# DIRECTIONS
Repeat the records below exactly, leaving out every picture.

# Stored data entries
-*-
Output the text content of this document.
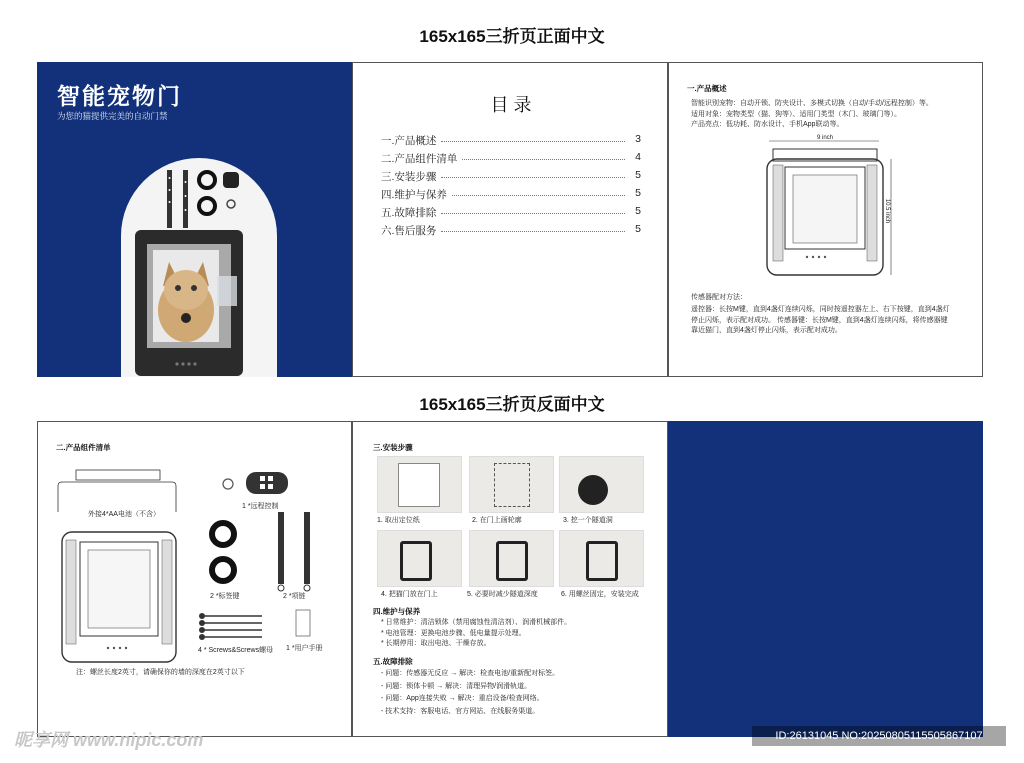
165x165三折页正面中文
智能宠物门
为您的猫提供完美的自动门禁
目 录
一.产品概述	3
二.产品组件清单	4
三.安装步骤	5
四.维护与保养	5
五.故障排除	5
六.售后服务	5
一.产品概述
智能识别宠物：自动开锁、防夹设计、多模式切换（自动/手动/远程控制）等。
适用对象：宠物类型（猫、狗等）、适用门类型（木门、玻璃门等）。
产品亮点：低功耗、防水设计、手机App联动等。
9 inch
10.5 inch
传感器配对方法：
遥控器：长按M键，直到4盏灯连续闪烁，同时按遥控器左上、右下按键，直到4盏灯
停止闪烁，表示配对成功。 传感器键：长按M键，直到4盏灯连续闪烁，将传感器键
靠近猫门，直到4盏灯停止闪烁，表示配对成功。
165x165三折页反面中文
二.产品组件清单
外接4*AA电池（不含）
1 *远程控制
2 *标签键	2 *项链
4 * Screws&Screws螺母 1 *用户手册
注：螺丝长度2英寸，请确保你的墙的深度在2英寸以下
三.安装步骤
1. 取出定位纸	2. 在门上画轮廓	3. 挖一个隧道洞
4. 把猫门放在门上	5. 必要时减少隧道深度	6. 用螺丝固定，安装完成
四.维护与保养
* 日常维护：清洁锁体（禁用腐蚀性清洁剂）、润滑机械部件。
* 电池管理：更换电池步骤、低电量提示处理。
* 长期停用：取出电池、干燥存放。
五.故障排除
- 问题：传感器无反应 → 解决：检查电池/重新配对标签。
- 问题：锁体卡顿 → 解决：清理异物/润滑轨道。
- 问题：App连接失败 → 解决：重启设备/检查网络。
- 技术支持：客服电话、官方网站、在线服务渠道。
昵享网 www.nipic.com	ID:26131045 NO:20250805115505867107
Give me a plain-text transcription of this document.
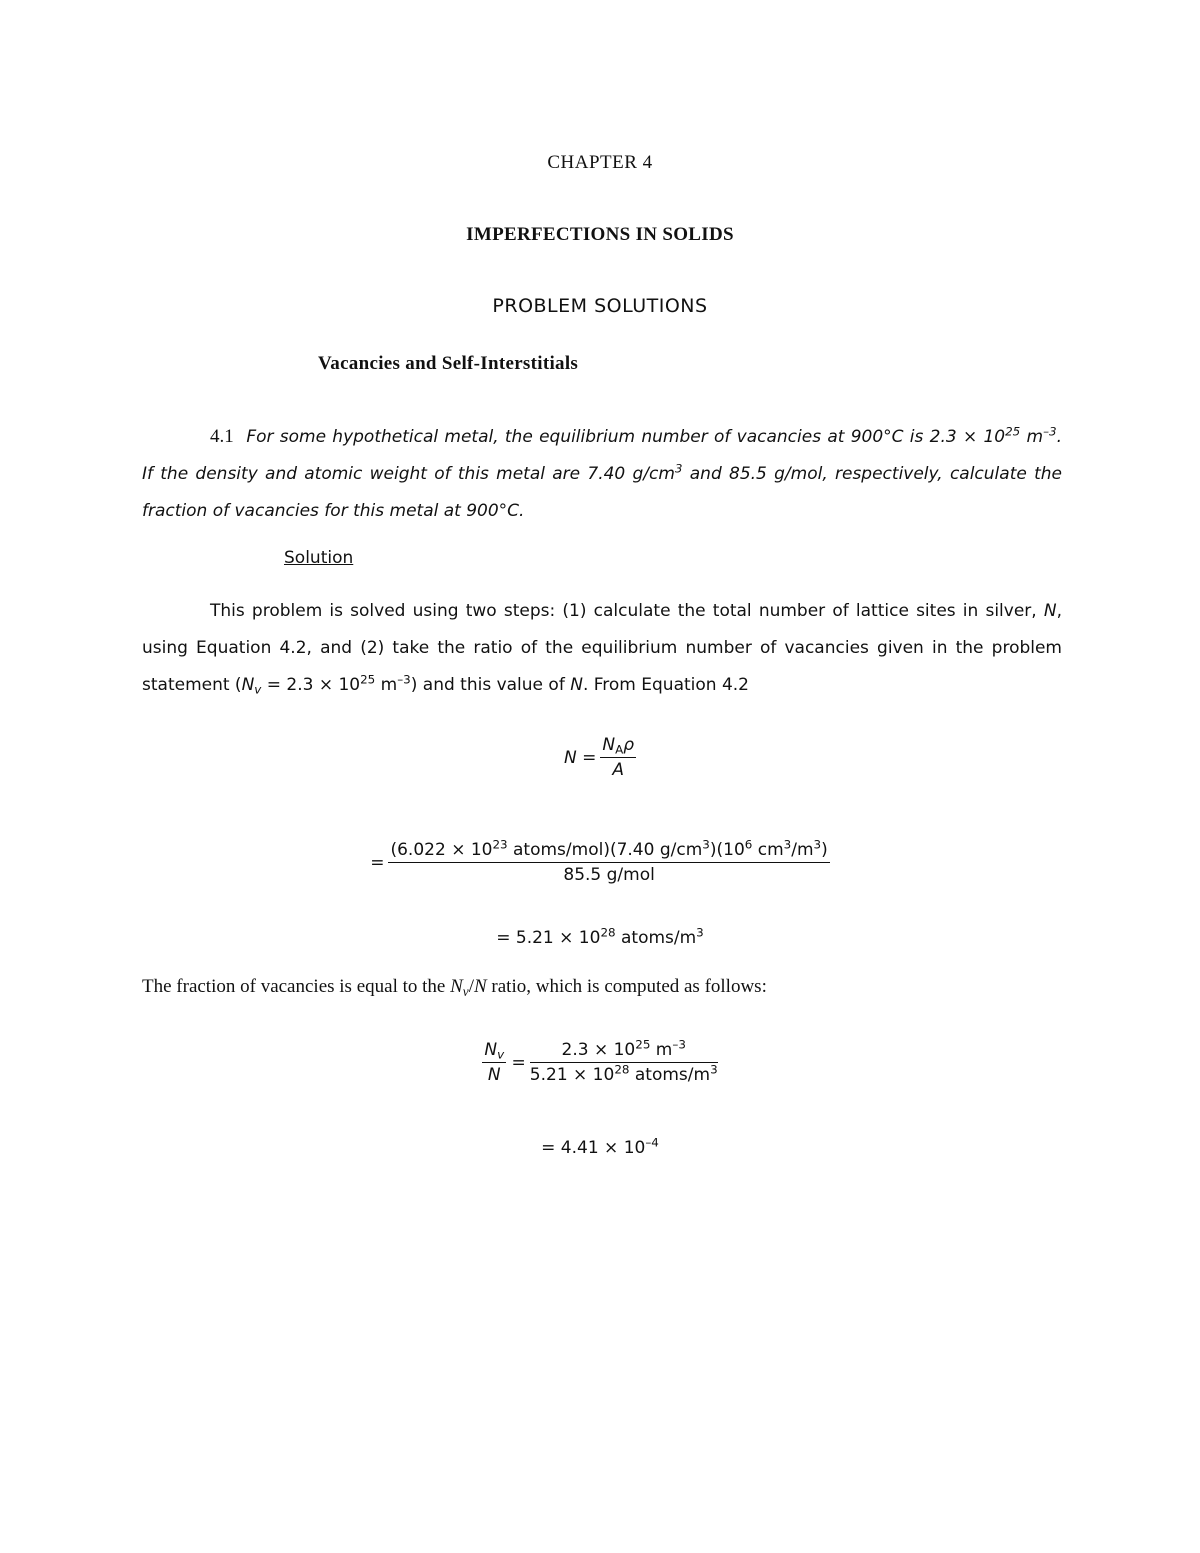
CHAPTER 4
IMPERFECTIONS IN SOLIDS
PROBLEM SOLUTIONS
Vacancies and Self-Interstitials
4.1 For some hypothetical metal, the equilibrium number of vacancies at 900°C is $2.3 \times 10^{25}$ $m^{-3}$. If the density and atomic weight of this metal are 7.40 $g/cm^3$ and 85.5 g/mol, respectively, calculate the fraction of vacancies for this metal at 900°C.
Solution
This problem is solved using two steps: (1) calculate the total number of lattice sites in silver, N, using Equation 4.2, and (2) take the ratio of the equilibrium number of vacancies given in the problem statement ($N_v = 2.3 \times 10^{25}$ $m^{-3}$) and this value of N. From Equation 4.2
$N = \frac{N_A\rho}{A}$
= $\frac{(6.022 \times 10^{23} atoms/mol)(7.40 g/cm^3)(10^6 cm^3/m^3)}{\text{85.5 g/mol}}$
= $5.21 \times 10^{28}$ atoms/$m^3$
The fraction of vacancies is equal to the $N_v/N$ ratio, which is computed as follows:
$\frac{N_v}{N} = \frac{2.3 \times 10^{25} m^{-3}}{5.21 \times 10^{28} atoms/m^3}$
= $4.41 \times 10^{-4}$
-*-
# RESPONSE
Output the text content of this document.
165x165三折页正面中文
智能宠物门
为您的猫提供完美的自动门禁
目 录
一.产品概述	3
二.产品组件清单	4
三.安装步骤	5
四.维护与保养	5
五.故障排除	5
六.售后服务	5
一.产品概述
智能识别宠物：自动开锁、防夹设计、多模式切换（自动/手动/远程控制）等。
适用对象：宠物类型（猫、狗等）、适用门类型（木门、玻璃门等）。
产品亮点：低功耗、防水设计、手机App联动等。
9 inch
10.5 inch
传感器配对方法：
遥控器：长按M键，直到4盏灯连续闪烁，同时按遥控器左上、右下按键，直到4盏灯
停止闪烁，表示配对成功。 传感器键：长按M键，直到4盏灯连续闪烁，将传感器键
靠近猫门，直到4盏灯停止闪烁，表示配对成功。
165x165三折页反面中文
二.产品组件清单
外接4*AA电池（不含）
1 *远程控制
2 *标签键	2 *项链
4 * Screws&Screws螺母 1 *用户手册
注：螺丝长度2英寸，请确保你的墙的深度在2英寸以下
三.安装步骤
1. 取出定位纸	2. 在门上画轮廓	3. 挖一个隧道洞
4. 把猫门放在门上	5. 必要时减少隧道深度	6. 用螺丝固定，安装完成
四.维护与保养
* 日常维护：清洁锁体（禁用腐蚀性清洁剂）、润滑机械部件。
* 电池管理：更换电池步骤、低电量提示处理。
* 长期停用：取出电池、干燥存放。
五.故障排除
- 问题：传感器无反应 → 解决：检查电池/重新配对标签。
- 问题：锁体卡顿 → 解决：清理异物/润滑轨道。
- 问题：App连接失败 → 解决：重启设备/检查网络。
- 技术支持：客服电话、官方网站、在线服务渠道。
昵享网 www.nipic.com	ID:26131045 NO:20250805115505867107
Give me a plain-text transcription of this document.
CHAPTER 4
IMPERFECTIONS IN SOLIDS
PROBLEM SOLUTIONS
Vacancies and Self-Interstitials
4.1 For some hypothetical metal, the equilibrium number of vacancies at 900°C is $2.3 \times 10^{25}$ $m^{-3}$. If the density and atomic weight of this metal are 7.40 $g/cm^3$ and 85.5 g/mol, respectively, calculate the fraction of vacancies for this metal at 900°C.
Solution
This problem is solved using two steps: (1) calculate the total number of lattice sites in silver, N, using Equation 4.2, and (2) take the ratio of the equilibrium number of vacancies given in the problem statement ($N_v = 2.3 \times 10^{25}$ $m^{-3}$) and this value of N. From Equation 4.2
$N = \frac{N_A\rho}{A}$
= $\frac{(6.022 \times 10^{23} atoms/mol)(7.40 g/cm^3)(10^6 cm^3/m^3)}{\text{85.5 g/mol}}$
= $5.21 \times 10^{28}$ atoms/$m^3$
The fraction of vacancies is equal to the $N_v/N$ ratio, which is computed as follows:
$\frac{N_v}{N} = \frac{2.3 \times 10^{25} m^{-3}}{5.21 \times 10^{28} atoms/m^3}$
= $4.41 \times 10^{-4}$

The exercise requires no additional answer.